[Begin]

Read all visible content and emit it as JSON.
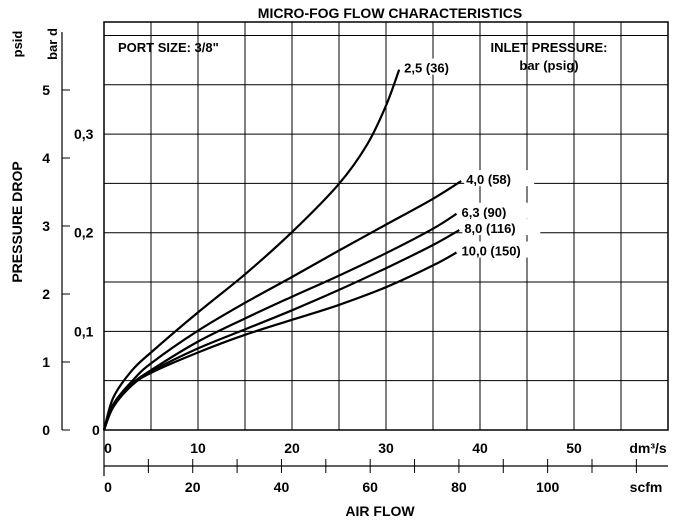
{
  "chart_data": {
    "type": "line",
    "title": "MICRO-FOG FLOW CHARACTERISTICS",
    "xlabel": "AIR FLOW",
    "ylabel": "PRESSURE DROP",
    "port_size": "PORT SIZE: 3/8\"",
    "legend_title_1": "INLET PRESSURE:",
    "legend_title_2": "bar (psig)",
    "x_unit_primary": "dm³/s",
    "x_unit_secondary": "scfm",
    "y_unit_primary": "psid",
    "y_unit_secondary": "bar d",
    "xlim": [
      0,
      60
    ],
    "ylim_psid": [
      0,
      6
    ],
    "grid": true,
    "x_ticks_primary": [
      "0",
      "10",
      "20",
      "30",
      "40",
      "50"
    ],
    "x_ticks_secondary": [
      "0",
      "20",
      "40",
      "60",
      "80",
      "100"
    ],
    "y_ticks_psid": [
      "0",
      "1",
      "2",
      "3",
      "4",
      "5"
    ],
    "y_ticks_bar": [
      "0",
      "0,1",
      "0,2",
      "0,3"
    ],
    "series": [
      {
        "name": "2,5 (36)",
        "x": [
          0,
          1,
          3,
          5,
          10,
          15,
          20,
          25,
          28,
          30,
          31.4
        ],
        "y": [
          0,
          0.48,
          0.88,
          1.14,
          1.73,
          2.29,
          2.91,
          3.62,
          4.2,
          4.77,
          5.3
        ]
      },
      {
        "name": "4,0 (58)",
        "x": [
          0,
          1,
          3,
          5,
          10,
          15,
          20,
          25,
          30,
          35,
          38
        ],
        "y": [
          0,
          0.38,
          0.72,
          0.98,
          1.46,
          1.87,
          2.25,
          2.64,
          3.02,
          3.4,
          3.66
        ]
      },
      {
        "name": "6,3 (90)",
        "x": [
          0,
          1,
          3,
          5,
          10,
          15,
          20,
          25,
          30,
          35,
          37.5
        ],
        "y": [
          0,
          0.36,
          0.68,
          0.88,
          1.3,
          1.64,
          1.96,
          2.27,
          2.6,
          2.96,
          3.18
        ]
      },
      {
        "name": "8,0 (116)",
        "x": [
          0,
          1,
          3,
          5,
          10,
          15,
          20,
          25,
          30,
          35,
          37.8
        ],
        "y": [
          0,
          0.35,
          0.67,
          0.86,
          1.2,
          1.48,
          1.76,
          2.06,
          2.38,
          2.72,
          2.94
        ]
      },
      {
        "name": "10,0 (150)",
        "x": [
          0,
          1,
          3,
          5,
          10,
          15,
          20,
          25,
          30,
          35,
          37.5
        ],
        "y": [
          0,
          0.34,
          0.66,
          0.84,
          1.14,
          1.4,
          1.62,
          1.84,
          2.1,
          2.42,
          2.61
        ]
      }
    ]
  }
}
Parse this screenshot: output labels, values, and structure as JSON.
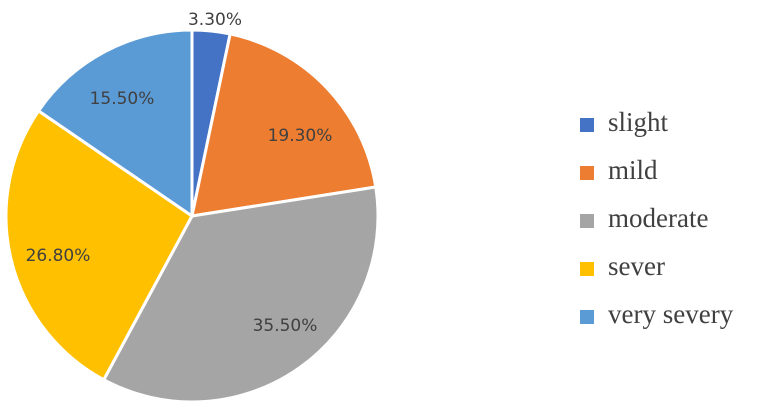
{
  "chart_data": {
    "type": "pie",
    "start_angle_deg": 0,
    "direction": "clockwise",
    "legend_position": "right",
    "slices": [
      {
        "label": "slight",
        "value": 3.3,
        "display": "3.30%",
        "color": "#4472C4"
      },
      {
        "label": "mild",
        "value": 19.3,
        "display": "19.30%",
        "color": "#ED7D31"
      },
      {
        "label": "moderate",
        "value": 35.5,
        "display": "35.50%",
        "color": "#A5A5A5"
      },
      {
        "label": "sever",
        "value": 26.8,
        "display": "26.80%",
        "color": "#FFC000"
      },
      {
        "label": "very severy",
        "value": 15.5,
        "display": "15.50%",
        "color": "#5B9BD5"
      }
    ]
  }
}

[End]

#### TASK GOAL
Reproduce the listing exactly. Leave its pictures out.

#### OUTPUT OF THE TASK
Read all visible content and emit it as JSON.
{
  "chart_data": {
    "type": "line",
    "title": "MICRO-FOG FLOW CHARACTERISTICS",
    "xlabel": "AIR FLOW",
    "ylabel": "PRESSURE DROP",
    "port_size": "PORT SIZE: 3/8\"",
    "legend_title_1": "INLET PRESSURE:",
    "legend_title_2": "bar (psig)",
    "x_unit_primary": "dm³/s",
    "x_unit_secondary": "scfm",
    "y_unit_primary": "psid",
    "y_unit_secondary": "bar d",
    "xlim": [
      0,
      60
    ],
    "ylim_psid": [
      0,
      6
    ],
    "grid": true,
    "x_ticks_primary": [
      "0",
      "10",
      "20",
      "30",
      "40",
      "50"
    ],
    "x_ticks_secondary": [
      "0",
      "20",
      "40",
      "60",
      "80",
      "100"
    ],
    "y_ticks_psid": [
      "0",
      "1",
      "2",
      "3",
      "4",
      "5"
    ],
    "y_ticks_bar": [
      "0",
      "0,1",
      "0,2",
      "0,3"
    ],
    "series": [
      {
        "name": "2,5 (36)",
        "x": [
          0,
          1,
          3,
          5,
          10,
          15,
          20,
          25,
          28,
          30,
          31.4
        ],
        "y": [
          0,
          0.48,
          0.88,
          1.14,
          1.73,
          2.29,
          2.91,
          3.62,
          4.2,
          4.77,
          5.3
        ]
      },
      {
        "name": "4,0 (58)",
        "x": [
          0,
          1,
          3,
          5,
          10,
          15,
          20,
          25,
          30,
          35,
          38
        ],
        "y": [
          0,
          0.38,
          0.72,
          0.98,
          1.46,
          1.87,
          2.25,
          2.64,
          3.02,
          3.4,
          3.66
        ]
      },
      {
        "name": "6,3 (90)",
        "x": [
          0,
          1,
          3,
          5,
          10,
          15,
          20,
          25,
          30,
          35,
          37.5
        ],
        "y": [
          0,
          0.36,
          0.68,
          0.88,
          1.3,
          1.64,
          1.96,
          2.27,
          2.6,
          2.96,
          3.18
        ]
      },
      {
        "name": "8,0 (116)",
        "x": [
          0,
          1,
          3,
          5,
          10,
          15,
          20,
          25,
          30,
          35,
          37.8
        ],
        "y": [
          0,
          0.35,
          0.67,
          0.86,
          1.2,
          1.48,
          1.76,
          2.06,
          2.38,
          2.72,
          2.94
        ]
      },
      {
        "name": "10,0 (150)",
        "x": [
          0,
          1,
          3,
          5,
          10,
          15,
          20,
          25,
          30,
          35,
          37.5
        ],
        "y": [
          0,
          0.34,
          0.66,
          0.84,
          1.14,
          1.4,
          1.62,
          1.84,
          2.1,
          2.42,
          2.61
        ]
      }
    ]
  }
}
Parse this screenshot: output labels, values, and structure as JSON.
{
  "chart_data": {
    "type": "pie",
    "start_angle_deg": 0,
    "direction": "clockwise",
    "legend_position": "right",
    "slices": [
      {
        "label": "slight",
        "value": 3.3,
        "display": "3.30%",
        "color": "#4472C4"
      },
      {
        "label": "mild",
        "value": 19.3,
        "display": "19.30%",
        "color": "#ED7D31"
      },
      {
        "label": "moderate",
        "value": 35.5,
        "display": "35.50%",
        "color": "#A5A5A5"
      },
      {
        "label": "sever",
        "value": 26.8,
        "display": "26.80%",
        "color": "#FFC000"
      },
      {
        "label": "very severy",
        "value": 15.5,
        "display": "15.50%",
        "color": "#5B9BD5"
      }
    ]
  }
}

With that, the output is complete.